**Task goal:** Everything in the data should be repeated exactly, save for the images.

-------------------------

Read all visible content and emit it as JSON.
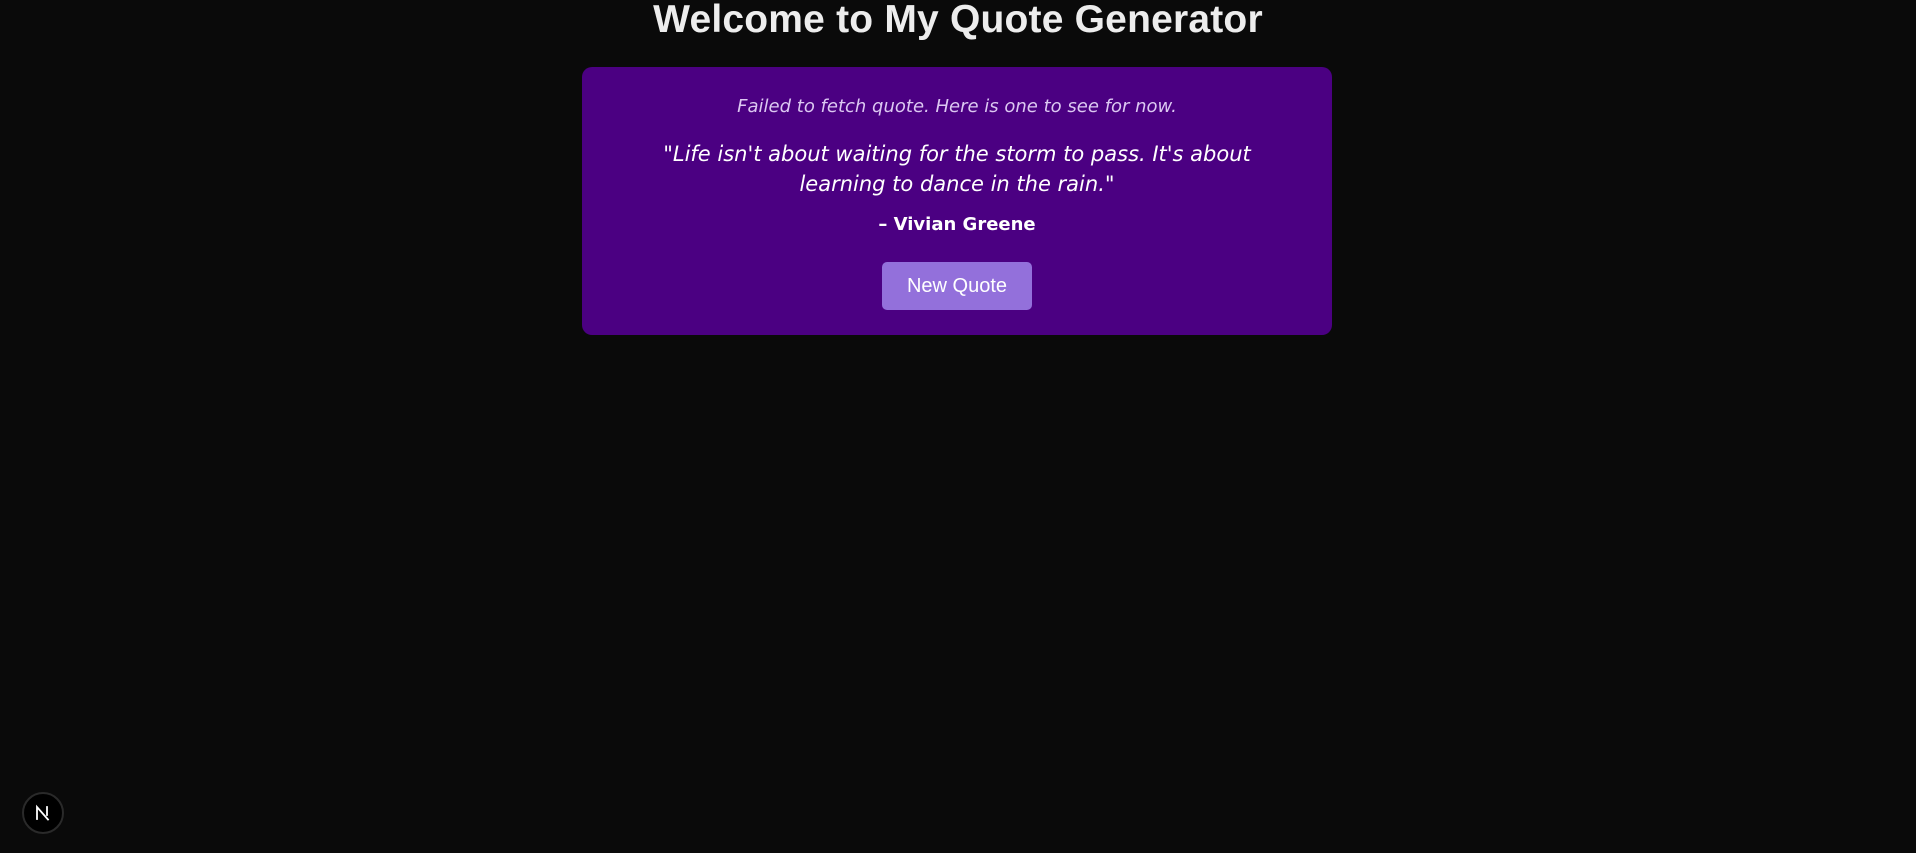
{
  "header": {
    "title": "Welcome to My Quote Generator"
  },
  "quote_card": {
    "status_message": "Failed to fetch quote. Here is one to see for now.",
    "quote_text": "\"Life isn't about waiting for the storm to pass. It's about learning to dance in the rain.\"",
    "author": "– Vivian Greene",
    "button_label": "New Quote"
  },
  "dev_badge": {
    "icon": "nextjs-logo-icon"
  },
  "colors": {
    "background": "#0a0a0a",
    "card": "#4b0082",
    "button": "#9370db",
    "title_text": "#ededed"
  }
}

-------------------------

**Written solution:**
Read all visible content and emit it as JSON.
{
  "header": {
    "title": "Welcome to My Quote Generator"
  },
  "quote_card": {
    "status_message": "Failed to fetch quote. Here is one to see for now.",
    "quote_text": "\"Life isn't about waiting for the storm to pass. It's about learning to dance in the rain.\"",
    "author": "– Vivian Greene",
    "button_label": "New Quote"
  },
  "dev_badge": {
    "icon": "nextjs-logo-icon"
  },
  "colors": {
    "background": "#0a0a0a",
    "card": "#4b0082",
    "button": "#9370db",
    "title_text": "#ededed"
  }
}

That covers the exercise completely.